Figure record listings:
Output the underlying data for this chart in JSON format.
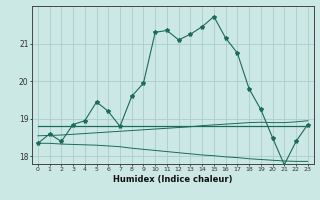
{
  "title": "",
  "xlabel": "Humidex (Indice chaleur)",
  "ylabel": "",
  "background_color": "#cce8e4",
  "grid_color": "#aaccca",
  "line_color": "#1a6b5a",
  "xlim": [
    -0.5,
    23.5
  ],
  "ylim": [
    17.8,
    22.0
  ],
  "yticks": [
    18,
    19,
    20,
    21
  ],
  "xticks": [
    0,
    1,
    2,
    3,
    4,
    5,
    6,
    7,
    8,
    9,
    10,
    11,
    12,
    13,
    14,
    15,
    16,
    17,
    18,
    19,
    20,
    21,
    22,
    23
  ],
  "main_line_x": [
    0,
    1,
    2,
    3,
    4,
    5,
    6,
    7,
    8,
    9,
    10,
    11,
    12,
    13,
    14,
    15,
    16,
    17,
    18,
    19,
    20,
    21,
    22,
    23
  ],
  "main_line_y": [
    18.35,
    18.6,
    18.4,
    18.85,
    18.95,
    19.45,
    19.2,
    18.8,
    19.6,
    19.95,
    21.3,
    21.35,
    21.1,
    21.25,
    21.45,
    21.72,
    21.15,
    20.75,
    19.8,
    19.25,
    18.5,
    17.78,
    18.4,
    18.85
  ],
  "upper_line_y": [
    18.8,
    18.8,
    18.8,
    18.8,
    18.8,
    18.8,
    18.8,
    18.8,
    18.8,
    18.8,
    18.8,
    18.8,
    18.8,
    18.8,
    18.8,
    18.8,
    18.8,
    18.8,
    18.8,
    18.8,
    18.8,
    18.8,
    18.8,
    18.8
  ],
  "mid_line_y": [
    18.55,
    18.56,
    18.57,
    18.59,
    18.61,
    18.63,
    18.65,
    18.67,
    18.69,
    18.71,
    18.73,
    18.75,
    18.77,
    18.79,
    18.82,
    18.84,
    18.86,
    18.88,
    18.9,
    18.91,
    18.9,
    18.9,
    18.92,
    18.95
  ],
  "lower_line_y": [
    18.35,
    18.35,
    18.33,
    18.32,
    18.31,
    18.3,
    18.28,
    18.26,
    18.22,
    18.19,
    18.16,
    18.13,
    18.1,
    18.07,
    18.04,
    18.02,
    17.99,
    17.97,
    17.94,
    17.92,
    17.9,
    17.88,
    17.87,
    17.87
  ]
}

> STATED EXERCISE: Give all the lines above again, character for character, without pictures.

> SOLUTION BELOW:
Output the underlying data for this chart in JSON format.
{
  "title": "",
  "xlabel": "Humidex (Indice chaleur)",
  "ylabel": "",
  "background_color": "#cce8e4",
  "grid_color": "#aaccca",
  "line_color": "#1a6b5a",
  "xlim": [
    -0.5,
    23.5
  ],
  "ylim": [
    17.8,
    22.0
  ],
  "yticks": [
    18,
    19,
    20,
    21
  ],
  "xticks": [
    0,
    1,
    2,
    3,
    4,
    5,
    6,
    7,
    8,
    9,
    10,
    11,
    12,
    13,
    14,
    15,
    16,
    17,
    18,
    19,
    20,
    21,
    22,
    23
  ],
  "main_line_x": [
    0,
    1,
    2,
    3,
    4,
    5,
    6,
    7,
    8,
    9,
    10,
    11,
    12,
    13,
    14,
    15,
    16,
    17,
    18,
    19,
    20,
    21,
    22,
    23
  ],
  "main_line_y": [
    18.35,
    18.6,
    18.4,
    18.85,
    18.95,
    19.45,
    19.2,
    18.8,
    19.6,
    19.95,
    21.3,
    21.35,
    21.1,
    21.25,
    21.45,
    21.72,
    21.15,
    20.75,
    19.8,
    19.25,
    18.5,
    17.78,
    18.4,
    18.85
  ],
  "upper_line_y": [
    18.8,
    18.8,
    18.8,
    18.8,
    18.8,
    18.8,
    18.8,
    18.8,
    18.8,
    18.8,
    18.8,
    18.8,
    18.8,
    18.8,
    18.8,
    18.8,
    18.8,
    18.8,
    18.8,
    18.8,
    18.8,
    18.8,
    18.8,
    18.8
  ],
  "mid_line_y": [
    18.55,
    18.56,
    18.57,
    18.59,
    18.61,
    18.63,
    18.65,
    18.67,
    18.69,
    18.71,
    18.73,
    18.75,
    18.77,
    18.79,
    18.82,
    18.84,
    18.86,
    18.88,
    18.9,
    18.91,
    18.9,
    18.9,
    18.92,
    18.95
  ],
  "lower_line_y": [
    18.35,
    18.35,
    18.33,
    18.32,
    18.31,
    18.3,
    18.28,
    18.26,
    18.22,
    18.19,
    18.16,
    18.13,
    18.1,
    18.07,
    18.04,
    18.02,
    17.99,
    17.97,
    17.94,
    17.92,
    17.9,
    17.88,
    17.87,
    17.87
  ]
}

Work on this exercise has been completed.